Problem to solve: Read through the data and report every line in which the word "підтримка" occurs.

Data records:
# # # #

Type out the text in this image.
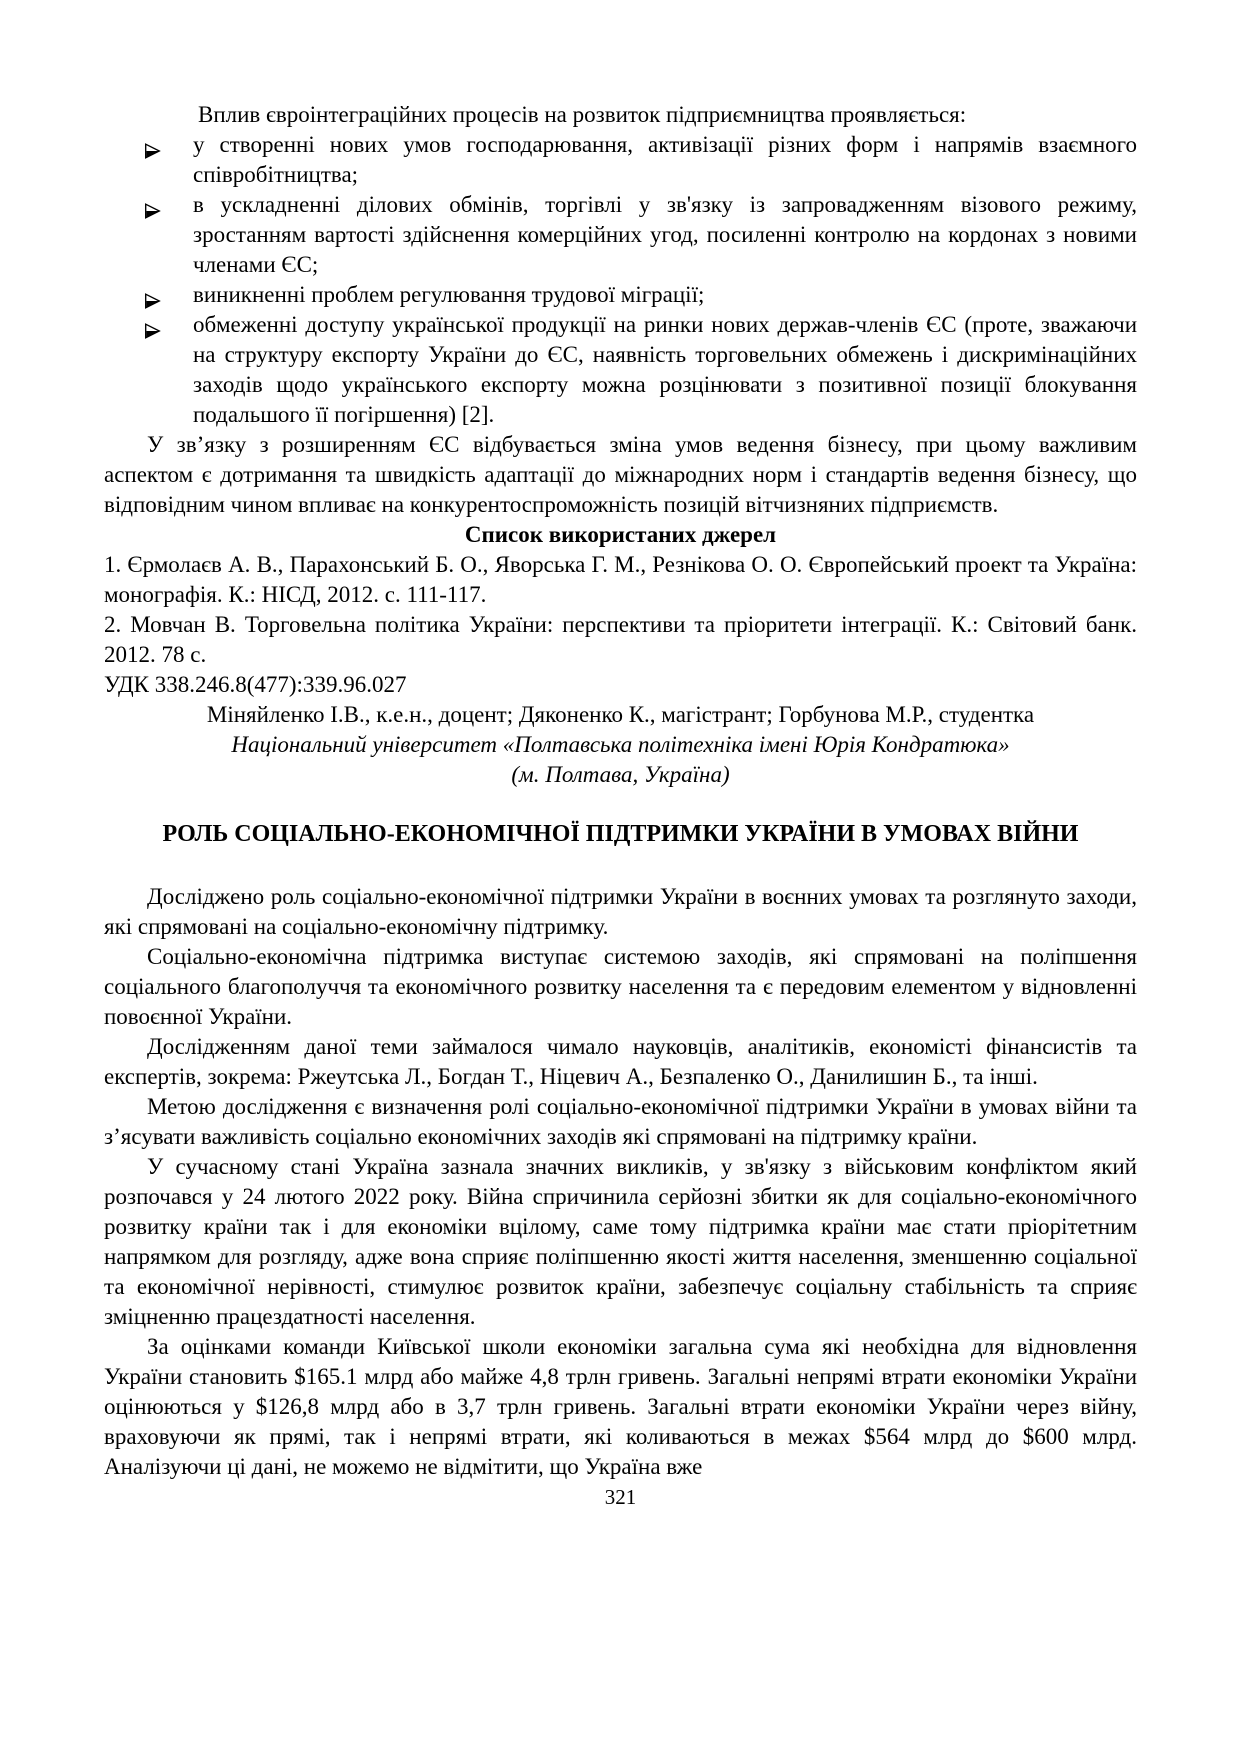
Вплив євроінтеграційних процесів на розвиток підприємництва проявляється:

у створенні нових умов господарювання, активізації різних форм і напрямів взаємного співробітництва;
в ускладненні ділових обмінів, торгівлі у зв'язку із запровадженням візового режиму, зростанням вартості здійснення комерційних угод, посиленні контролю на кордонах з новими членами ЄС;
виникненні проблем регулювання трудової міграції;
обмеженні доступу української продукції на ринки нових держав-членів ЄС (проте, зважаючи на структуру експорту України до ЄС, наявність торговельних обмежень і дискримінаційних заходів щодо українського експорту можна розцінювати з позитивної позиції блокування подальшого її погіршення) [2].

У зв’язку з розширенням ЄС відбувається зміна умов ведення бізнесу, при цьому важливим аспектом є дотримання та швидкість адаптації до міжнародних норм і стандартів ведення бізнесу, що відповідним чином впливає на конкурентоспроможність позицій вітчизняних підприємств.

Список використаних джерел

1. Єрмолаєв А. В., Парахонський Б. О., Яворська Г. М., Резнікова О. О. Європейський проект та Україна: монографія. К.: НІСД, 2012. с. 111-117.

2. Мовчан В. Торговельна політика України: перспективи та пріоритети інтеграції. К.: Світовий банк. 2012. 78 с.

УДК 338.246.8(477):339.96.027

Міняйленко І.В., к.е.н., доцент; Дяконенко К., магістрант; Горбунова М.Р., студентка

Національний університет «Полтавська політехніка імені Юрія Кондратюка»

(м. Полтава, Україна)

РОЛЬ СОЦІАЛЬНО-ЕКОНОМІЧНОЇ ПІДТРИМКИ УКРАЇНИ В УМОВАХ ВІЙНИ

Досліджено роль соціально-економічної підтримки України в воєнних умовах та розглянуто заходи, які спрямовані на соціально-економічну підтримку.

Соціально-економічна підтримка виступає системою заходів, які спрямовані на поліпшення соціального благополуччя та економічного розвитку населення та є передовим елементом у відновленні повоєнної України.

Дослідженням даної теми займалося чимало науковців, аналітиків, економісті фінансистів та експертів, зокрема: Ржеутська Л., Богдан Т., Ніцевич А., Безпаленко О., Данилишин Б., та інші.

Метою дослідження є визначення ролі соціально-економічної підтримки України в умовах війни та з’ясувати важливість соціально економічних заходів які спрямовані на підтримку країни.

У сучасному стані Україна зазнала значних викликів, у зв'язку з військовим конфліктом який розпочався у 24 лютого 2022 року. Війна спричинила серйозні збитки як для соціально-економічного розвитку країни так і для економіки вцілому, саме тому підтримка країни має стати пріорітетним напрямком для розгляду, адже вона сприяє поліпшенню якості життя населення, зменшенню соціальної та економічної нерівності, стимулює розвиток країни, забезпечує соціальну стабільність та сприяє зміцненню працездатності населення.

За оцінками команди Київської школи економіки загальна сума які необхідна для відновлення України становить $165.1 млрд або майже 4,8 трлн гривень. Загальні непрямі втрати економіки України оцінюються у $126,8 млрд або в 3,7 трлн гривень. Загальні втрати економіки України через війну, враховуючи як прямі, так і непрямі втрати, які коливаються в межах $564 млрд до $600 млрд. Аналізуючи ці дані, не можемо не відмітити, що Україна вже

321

# # # #

Solution for this problem:
Соціально-економічна підтримка виступає системою заходів, які спрямовані на поліпшення соціального благополуччя та економічного розвитку населення та є передовим елементом у відновленні повоєнної України.
У сучасному стані Україна зазнала значних викликів, у зв'язку з військовим конфліктом який розпочався у 24 лютого 2022 року. Війна спричинила серйозні збитки як для соціально-економічного розвитку країни так і для економіки вцілому, саме тому підтримка країни має стати пріорітетним напрямком для розгляду, адже вона сприяє поліпшенню якості життя населення, зменшенню соціальної та економічної нерівності, стимулює розвиток країни, забезпечує соціальну стабільність та сприяє зміцненню працездатності населення.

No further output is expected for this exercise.